▶ [INSTRUKSI TERTULIS A]:
Tuliskan kembali baris data mulai dari baris yang memuat "100, 560, 112]" sampai baris yang memuat "160, 535, 172]", kedua ujungnya ikut disertakan.

▶ [KUTIPAN HALAMAN]:
=====
Untuk menjamin kemerdekaan pers dan memenuhi hak publik untuk memperoleh informasi yang benar, wartawan Indonesia memerlukan landasan moral dan etika profesi sebagai pedoman operasional dalam menjaga kepercayaan publik dan menegakkan integritas serta profesionalisme. Atas dasar itu, wartawan Indonesia menetapkan dan menaati Kode Etik Jurnalistik:

Pasal 1

Wartawan Indonesia bersikap independen, menghasilkan berita yang akurat, berimbang, dan tidak beritikad buruk.
Penafsiran

a. Independen berarti memberitakan peristiwa atau fakta sesuai dengan suara hati nurani tanpa campur tangan, paksaan, dan intervensi dari pihak lain termasuk pemilik perusahaan pers.
=====
▶ [DAFTAR ENTRI]:

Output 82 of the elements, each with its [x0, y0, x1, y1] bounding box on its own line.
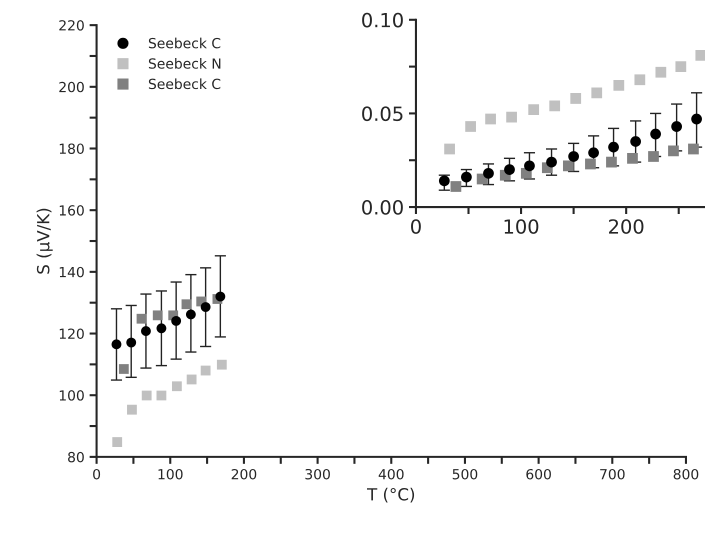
point	[549, 100, 560, 112]
point	[112, 437, 122, 447]
y-tick-label: 180	[60, 143, 84, 154]
x-tick-label: 700	[600, 468, 625, 480]
point	[444, 144, 455, 154]
y-tick-label: 100	[60, 390, 84, 401]
point	[671, 121, 682, 132]
y-tick-label: 160	[60, 205, 84, 216]
point	[506, 112, 517, 123]
legend-label: Seebeck N	[148, 58, 220, 69]
point	[172, 381, 182, 392]
point	[200, 366, 211, 376]
point	[142, 390, 152, 400]
point	[485, 114, 496, 124]
x-axis-title: T (°C)	[367, 488, 414, 503]
point	[634, 74, 646, 86]
point	[186, 374, 197, 384]
point	[585, 158, 596, 170]
x-tick-label: 200	[232, 468, 256, 480]
point	[588, 147, 599, 158]
y-tick-label: 80	[68, 452, 84, 462]
y-axis-title: S (µV/K)	[36, 208, 53, 274]
point	[627, 152, 638, 164]
point	[186, 310, 196, 320]
point	[688, 144, 699, 154]
point	[668, 145, 679, 156]
point	[691, 114, 702, 124]
y-tick-label: 0.00	[362, 200, 403, 215]
point	[438, 175, 450, 186]
point	[546, 156, 557, 168]
point	[613, 80, 624, 91]
point	[126, 338, 136, 348]
y-tick-label: 220	[59, 20, 84, 31]
point	[695, 50, 705, 61]
x-tick-label: 400	[378, 468, 404, 480]
point	[562, 160, 574, 172]
point	[606, 156, 617, 168]
point	[182, 299, 192, 310]
y-tick-label: 120	[60, 328, 84, 340]
y-tick-label: 140	[60, 266, 84, 278]
point	[461, 172, 472, 182]
point	[591, 87, 602, 98]
point	[655, 66, 666, 78]
x-tick-label: 800	[674, 468, 698, 480]
point	[141, 326, 151, 336]
point	[675, 61, 686, 72]
point	[118, 364, 129, 374]
x-tick-label: 0	[93, 468, 100, 480]
point	[524, 160, 535, 172]
legend-label: Seebeck C	[148, 38, 220, 48]
point	[127, 404, 137, 415]
point	[136, 314, 146, 324]
x-tick-label: 500	[452, 468, 478, 480]
point	[112, 339, 122, 350]
point	[483, 168, 494, 179]
x-tick-label: 600	[526, 468, 551, 480]
x-tick-label: 0	[411, 219, 421, 234]
point	[450, 181, 462, 192]
legend-label: Seebeck C	[148, 78, 220, 90]
point	[648, 151, 659, 162]
point	[465, 121, 476, 132]
point	[215, 292, 226, 302]
y-tick-label: 0.10	[362, 12, 403, 28]
x-tick-label: 100	[504, 219, 538, 234]
point	[528, 104, 540, 116]
x-tick-label: 100	[158, 468, 183, 480]
point	[630, 136, 642, 147]
point	[608, 142, 619, 153]
point	[650, 128, 661, 140]
x-tick-label: 300	[305, 468, 330, 480]
point	[568, 151, 579, 162]
point	[504, 164, 515, 175]
point	[200, 302, 211, 312]
point	[156, 390, 166, 400]
point	[216, 360, 227, 370]
y-tick-label: 0.05	[362, 106, 402, 122]
x-tick-label: 200	[609, 219, 644, 234]
point	[171, 316, 182, 326]
point	[156, 323, 166, 334]
point	[570, 93, 582, 104]
y-tick-label: 200	[59, 82, 84, 92]
point	[152, 310, 163, 320]
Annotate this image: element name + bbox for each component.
=====
▶ [INSTRUKSI TERTULIS B]:
Bagaimana kelanjutan kutipan Kode Etik Jurnalistik di atas? Teruskan tulisannya mulai sesudah kalimat terakhir yang ditampilkan.

▶ [JAWABAN TERTULIS A]:
point	[549, 100, 560, 112]
point	[112, 437, 122, 447]
y-tick-label: 180	[60, 143, 84, 154]
x-tick-label: 700	[600, 468, 625, 480]
point	[444, 144, 455, 154]
y-tick-label: 100	[60, 390, 84, 401]
point	[671, 121, 682, 132]
y-tick-label: 160	[60, 205, 84, 216]
point	[506, 112, 517, 123]
legend-label: Seebeck N	[148, 58, 220, 69]
point	[172, 381, 182, 392]
point	[200, 366, 211, 376]
point	[142, 390, 152, 400]
point	[485, 114, 496, 124]
x-axis-title: T (°C)	[367, 488, 414, 503]
point	[634, 74, 646, 86]
point	[186, 374, 197, 384]
point	[585, 158, 596, 170]
x-tick-label: 200	[232, 468, 256, 480]
point	[588, 147, 599, 158]
y-tick-label: 80	[68, 452, 84, 462]
y-axis-title: S (µV/K)	[36, 208, 53, 274]
point	[627, 152, 638, 164]
point	[186, 310, 196, 320]
point	[688, 144, 699, 154]
point	[668, 145, 679, 156]
point	[691, 114, 702, 124]
y-tick-label: 0.00	[362, 200, 403, 215]
point	[438, 175, 450, 186]
point	[546, 156, 557, 168]
point	[613, 80, 624, 91]
point	[126, 338, 136, 348]
y-tick-label: 220	[59, 20, 84, 31]
point	[695, 50, 705, 61]
x-tick-label: 400	[378, 468, 404, 480]
point	[562, 160, 574, 172]
point	[606, 156, 617, 168]
point	[182, 299, 192, 310]
y-tick-label: 120	[60, 328, 84, 340]
y-tick-label: 140	[60, 266, 84, 278]
point	[461, 172, 472, 182]
point	[591, 87, 602, 98]
point	[655, 66, 666, 78]
x-tick-label: 800	[674, 468, 698, 480]
point	[141, 326, 151, 336]
point	[675, 61, 686, 72]
point	[118, 364, 129, 374]
x-tick-label: 0	[93, 468, 100, 480]
point	[524, 160, 535, 172]

▶ [JAWABAN TERTULIS B]:
b. Akurat berarti dipercaya benar sesuai keadaan objektif ketika peristiwa terjadi.

c. Berimbang berarti semua pihak mendapat kesempatan setara.

d. Tidak beritikad buruk berarti tidak ada niat secara sengaja dan semata-mata untuk menimbulkan kerugian pihak lain.
Pasal 2

Wartawan Indonesia menempuh cara-cara yang profesional dalam melaksanakan tugas jurnalistik.
Penafsiran
Cara-cara yang profesional adalah:

a. Menunjukkan identitas diri kepada narasumber;
b. Menghormati hak privasi;
c. Tidak menyuap;
d. Menghasilkan berita yang faktual dan jelas sumbernya;
e. Rekayasa pengambilan dan pemuatan atau penyiaran gambar, foto, suara dilengkapi dengan keterangan tentang sumber dan ditampilkan secara berimbang;
f. Menghormati pengalaman traumatik narasumber dalam penyajian gambar, foto, suara;
g. Tidak melakukan plagiat, termasuk menyatakan hasil liputan wartawan lain sebagai karya sendiri;
h. Penggunaan cara-cara tertentu dapat dipertimbangkan untuk peliputan berita investigasi bagi kepentingan publik.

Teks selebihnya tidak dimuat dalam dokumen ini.